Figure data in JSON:
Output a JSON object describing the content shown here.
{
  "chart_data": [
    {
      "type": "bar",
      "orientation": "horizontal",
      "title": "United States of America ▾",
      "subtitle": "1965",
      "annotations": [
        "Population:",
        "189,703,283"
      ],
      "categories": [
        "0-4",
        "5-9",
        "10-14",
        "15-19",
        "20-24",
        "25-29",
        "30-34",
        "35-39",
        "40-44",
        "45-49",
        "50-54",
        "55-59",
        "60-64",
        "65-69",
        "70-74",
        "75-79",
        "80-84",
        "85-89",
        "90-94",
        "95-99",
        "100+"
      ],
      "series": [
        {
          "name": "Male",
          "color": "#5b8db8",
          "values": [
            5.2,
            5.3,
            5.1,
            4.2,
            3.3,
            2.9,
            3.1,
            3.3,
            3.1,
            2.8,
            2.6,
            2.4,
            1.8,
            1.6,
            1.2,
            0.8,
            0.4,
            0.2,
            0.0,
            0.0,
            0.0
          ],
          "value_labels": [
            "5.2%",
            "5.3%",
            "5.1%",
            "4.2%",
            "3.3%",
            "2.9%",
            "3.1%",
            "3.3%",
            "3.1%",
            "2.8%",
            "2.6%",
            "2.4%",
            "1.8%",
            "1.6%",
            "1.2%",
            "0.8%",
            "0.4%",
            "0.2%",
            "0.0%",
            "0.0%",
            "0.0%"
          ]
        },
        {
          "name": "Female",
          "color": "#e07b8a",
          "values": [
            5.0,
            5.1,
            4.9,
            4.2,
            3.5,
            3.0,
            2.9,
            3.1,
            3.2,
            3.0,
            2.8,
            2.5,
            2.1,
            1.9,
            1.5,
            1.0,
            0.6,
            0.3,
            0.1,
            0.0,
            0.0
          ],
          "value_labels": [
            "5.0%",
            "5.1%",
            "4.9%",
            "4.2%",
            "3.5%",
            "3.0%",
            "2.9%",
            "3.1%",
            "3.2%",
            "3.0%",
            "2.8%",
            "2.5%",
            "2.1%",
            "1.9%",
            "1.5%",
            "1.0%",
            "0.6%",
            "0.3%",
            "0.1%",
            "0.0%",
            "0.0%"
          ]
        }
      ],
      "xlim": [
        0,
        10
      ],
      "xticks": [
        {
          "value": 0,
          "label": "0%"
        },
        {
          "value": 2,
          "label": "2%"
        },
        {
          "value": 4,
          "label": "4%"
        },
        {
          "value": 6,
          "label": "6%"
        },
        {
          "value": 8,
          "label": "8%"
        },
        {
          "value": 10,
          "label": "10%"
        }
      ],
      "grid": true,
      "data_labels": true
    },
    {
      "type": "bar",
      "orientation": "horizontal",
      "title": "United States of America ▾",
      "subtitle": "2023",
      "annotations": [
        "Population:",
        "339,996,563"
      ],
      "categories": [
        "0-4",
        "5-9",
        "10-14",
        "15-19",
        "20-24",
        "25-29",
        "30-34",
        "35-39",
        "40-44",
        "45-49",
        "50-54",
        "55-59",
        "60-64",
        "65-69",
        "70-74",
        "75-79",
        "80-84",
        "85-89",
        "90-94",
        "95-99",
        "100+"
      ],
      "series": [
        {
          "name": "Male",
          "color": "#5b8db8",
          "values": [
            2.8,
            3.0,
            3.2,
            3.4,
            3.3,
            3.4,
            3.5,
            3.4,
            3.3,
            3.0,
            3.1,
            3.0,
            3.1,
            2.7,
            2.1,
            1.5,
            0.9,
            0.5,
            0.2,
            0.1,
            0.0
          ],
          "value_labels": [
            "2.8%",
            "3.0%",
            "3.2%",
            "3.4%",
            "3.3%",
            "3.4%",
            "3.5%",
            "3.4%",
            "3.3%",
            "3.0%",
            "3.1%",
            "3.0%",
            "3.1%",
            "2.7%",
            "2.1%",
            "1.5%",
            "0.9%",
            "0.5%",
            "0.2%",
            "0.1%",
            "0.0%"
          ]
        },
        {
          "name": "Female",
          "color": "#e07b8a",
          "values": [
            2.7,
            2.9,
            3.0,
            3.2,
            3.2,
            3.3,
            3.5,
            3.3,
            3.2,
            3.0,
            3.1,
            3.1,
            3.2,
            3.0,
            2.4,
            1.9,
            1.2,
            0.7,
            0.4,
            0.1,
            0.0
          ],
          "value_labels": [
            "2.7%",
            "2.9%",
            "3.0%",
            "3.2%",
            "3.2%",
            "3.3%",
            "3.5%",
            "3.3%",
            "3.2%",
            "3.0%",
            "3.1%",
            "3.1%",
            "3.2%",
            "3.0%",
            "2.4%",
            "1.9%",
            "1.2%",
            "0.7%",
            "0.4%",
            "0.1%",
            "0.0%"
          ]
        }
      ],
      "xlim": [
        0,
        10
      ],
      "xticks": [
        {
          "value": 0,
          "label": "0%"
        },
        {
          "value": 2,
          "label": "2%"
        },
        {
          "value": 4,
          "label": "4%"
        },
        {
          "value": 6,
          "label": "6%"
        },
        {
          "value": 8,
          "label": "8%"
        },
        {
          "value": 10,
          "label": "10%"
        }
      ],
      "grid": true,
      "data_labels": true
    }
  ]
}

Description of the task: From the listing above, reproduce all the lines exactly.

Solved problem:
Output a JSON object describing the content shown here.
{
  "chart_data": [
    {
      "type": "bar",
      "orientation": "horizontal",
      "title": "United States of America ▾",
      "subtitle": "1965",
      "annotations": [
        "Population:",
        "189,703,283"
      ],
      "categories": [
        "0-4",
        "5-9",
        "10-14",
        "15-19",
        "20-24",
        "25-29",
        "30-34",
        "35-39",
        "40-44",
        "45-49",
        "50-54",
        "55-59",
        "60-64",
        "65-69",
        "70-74",
        "75-79",
        "80-84",
        "85-89",
        "90-94",
        "95-99",
        "100+"
      ],
      "series": [
        {
          "name": "Male",
          "color": "#5b8db8",
          "values": [
            5.2,
            5.3,
            5.1,
            4.2,
            3.3,
            2.9,
            3.1,
            3.3,
            3.1,
            2.8,
            2.6,
            2.4,
            1.8,
            1.6,
            1.2,
            0.8,
            0.4,
            0.2,
            0.0,
            0.0,
            0.0
          ],
          "value_labels": [
            "5.2%",
            "5.3%",
            "5.1%",
            "4.2%",
            "3.3%",
            "2.9%",
            "3.1%",
            "3.3%",
            "3.1%",
            "2.8%",
            "2.6%",
            "2.4%",
            "1.8%",
            "1.6%",
            "1.2%",
            "0.8%",
            "0.4%",
            "0.2%",
            "0.0%",
            "0.0%",
            "0.0%"
          ]
        },
        {
          "name": "Female",
          "color": "#e07b8a",
          "values": [
            5.0,
            5.1,
            4.9,
            4.2,
            3.5,
            3.0,
            2.9,
            3.1,
            3.2,
            3.0,
            2.8,
            2.5,
            2.1,
            1.9,
            1.5,
            1.0,
            0.6,
            0.3,
            0.1,
            0.0,
            0.0
          ],
          "value_labels": [
            "5.0%",
            "5.1%",
            "4.9%",
            "4.2%",
            "3.5%",
            "3.0%",
            "2.9%",
            "3.1%",
            "3.2%",
            "3.0%",
            "2.8%",
            "2.5%",
            "2.1%",
            "1.9%",
            "1.5%",
            "1.0%",
            "0.6%",
            "0.3%",
            "0.1%",
            "0.0%",
            "0.0%"
          ]
        }
      ],
      "xlim": [
        0,
        10
      ],
      "xticks": [
        {
          "value": 0,
          "label": "0%"
        },
        {
          "value": 2,
          "label": "2%"
        },
        {
          "value": 4,
          "label": "4%"
        },
        {
          "value": 6,
          "label": "6%"
        },
        {
          "value": 8,
          "label": "8%"
        },
        {
          "value": 10,
          "label": "10%"
        }
      ],
      "grid": true,
      "data_labels": true
    },
    {
      "type": "bar",
      "orientation": "horizontal",
      "title": "United States of America ▾",
      "subtitle": "2023",
      "annotations": [
        "Population:",
        "339,996,563"
      ],
      "categories": [
        "0-4",
        "5-9",
        "10-14",
        "15-19",
        "20-24",
        "25-29",
        "30-34",
        "35-39",
        "40-44",
        "45-49",
        "50-54",
        "55-59",
        "60-64",
        "65-69",
        "70-74",
        "75-79",
        "80-84",
        "85-89",
        "90-94",
        "95-99",
        "100+"
      ],
      "series": [
        {
          "name": "Male",
          "color": "#5b8db8",
          "values": [
            2.8,
            3.0,
            3.2,
            3.4,
            3.3,
            3.4,
            3.5,
            3.4,
            3.3,
            3.0,
            3.1,
            3.0,
            3.1,
            2.7,
            2.1,
            1.5,
            0.9,
            0.5,
            0.2,
            0.1,
            0.0
          ],
          "value_labels": [
            "2.8%",
            "3.0%",
            "3.2%",
            "3.4%",
            "3.3%",
            "3.4%",
            "3.5%",
            "3.4%",
            "3.3%",
            "3.0%",
            "3.1%",
            "3.0%",
            "3.1%",
            "2.7%",
            "2.1%",
            "1.5%",
            "0.9%",
            "0.5%",
            "0.2%",
            "0.1%",
            "0.0%"
          ]
        },
        {
          "name": "Female",
          "color": "#e07b8a",
          "values": [
            2.7,
            2.9,
            3.0,
            3.2,
            3.2,
            3.3,
            3.5,
            3.3,
            3.2,
            3.0,
            3.1,
            3.1,
            3.2,
            3.0,
            2.4,
            1.9,
            1.2,
            0.7,
            0.4,
            0.1,
            0.0
          ],
          "value_labels": [
            "2.7%",
            "2.9%",
            "3.0%",
            "3.2%",
            "3.2%",
            "3.3%",
            "3.5%",
            "3.3%",
            "3.2%",
            "3.0%",
            "3.1%",
            "3.1%",
            "3.2%",
            "3.0%",
            "2.4%",
            "1.9%",
            "1.2%",
            "0.7%",
            "0.4%",
            "0.1%",
            "0.0%"
          ]
        }
      ],
      "xlim": [
        0,
        10
      ],
      "xticks": [
        {
          "value": 0,
          "label": "0%"
        },
        {
          "value": 2,
          "label": "2%"
        },
        {
          "value": 4,
          "label": "4%"
        },
        {
          "value": 6,
          "label": "6%"
        },
        {
          "value": 8,
          "label": "8%"
        },
        {
          "value": 10,
          "label": "10%"
        }
      ],
      "grid": true,
      "data_labels": true
    }
  ]
}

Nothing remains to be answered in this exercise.